» What you should do: Wherever a line holds the word "attach", copy that line out.
Begin Records shown
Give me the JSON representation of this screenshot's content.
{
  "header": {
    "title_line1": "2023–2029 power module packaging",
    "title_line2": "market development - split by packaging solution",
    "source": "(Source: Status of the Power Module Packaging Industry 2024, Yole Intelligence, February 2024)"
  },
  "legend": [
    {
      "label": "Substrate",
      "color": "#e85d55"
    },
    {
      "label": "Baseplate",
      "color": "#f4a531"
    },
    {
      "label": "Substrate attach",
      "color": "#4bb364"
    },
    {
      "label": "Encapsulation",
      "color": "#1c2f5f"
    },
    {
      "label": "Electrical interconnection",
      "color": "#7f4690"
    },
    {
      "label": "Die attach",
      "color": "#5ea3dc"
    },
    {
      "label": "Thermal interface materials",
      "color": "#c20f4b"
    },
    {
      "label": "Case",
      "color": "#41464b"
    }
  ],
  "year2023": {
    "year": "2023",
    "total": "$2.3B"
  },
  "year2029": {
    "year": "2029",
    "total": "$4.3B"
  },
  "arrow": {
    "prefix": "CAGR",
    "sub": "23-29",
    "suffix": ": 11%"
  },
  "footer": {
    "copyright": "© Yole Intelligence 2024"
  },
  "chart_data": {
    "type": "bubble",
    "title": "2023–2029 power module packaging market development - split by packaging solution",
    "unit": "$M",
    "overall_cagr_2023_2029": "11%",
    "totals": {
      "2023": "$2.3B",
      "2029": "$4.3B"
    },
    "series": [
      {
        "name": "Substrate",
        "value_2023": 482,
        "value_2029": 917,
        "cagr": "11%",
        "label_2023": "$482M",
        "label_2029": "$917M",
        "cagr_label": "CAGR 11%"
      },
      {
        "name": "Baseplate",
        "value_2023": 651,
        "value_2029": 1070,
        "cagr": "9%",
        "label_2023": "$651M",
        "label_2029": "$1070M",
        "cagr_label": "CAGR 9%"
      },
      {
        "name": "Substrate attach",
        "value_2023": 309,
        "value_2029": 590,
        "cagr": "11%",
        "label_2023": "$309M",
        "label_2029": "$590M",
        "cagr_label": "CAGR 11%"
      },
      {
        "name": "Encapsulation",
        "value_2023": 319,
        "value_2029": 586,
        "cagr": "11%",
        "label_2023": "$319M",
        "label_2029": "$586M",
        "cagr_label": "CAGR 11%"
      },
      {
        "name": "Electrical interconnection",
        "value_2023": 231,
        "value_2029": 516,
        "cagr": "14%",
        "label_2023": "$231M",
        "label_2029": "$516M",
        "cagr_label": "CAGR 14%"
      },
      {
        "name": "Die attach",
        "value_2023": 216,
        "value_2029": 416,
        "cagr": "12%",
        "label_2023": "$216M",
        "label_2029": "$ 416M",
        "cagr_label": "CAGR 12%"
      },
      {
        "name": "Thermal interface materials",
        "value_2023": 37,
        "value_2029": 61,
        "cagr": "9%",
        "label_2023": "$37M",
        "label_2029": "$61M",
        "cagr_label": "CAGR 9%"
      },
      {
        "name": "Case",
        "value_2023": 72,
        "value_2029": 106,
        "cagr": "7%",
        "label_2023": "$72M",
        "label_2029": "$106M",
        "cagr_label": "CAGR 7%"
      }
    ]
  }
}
End Records shown
» Answer to this problem:
      "label": "Substrate attach",
      "label": "Die attach",
        "name": "Substrate attach",
        "name": "Die attach",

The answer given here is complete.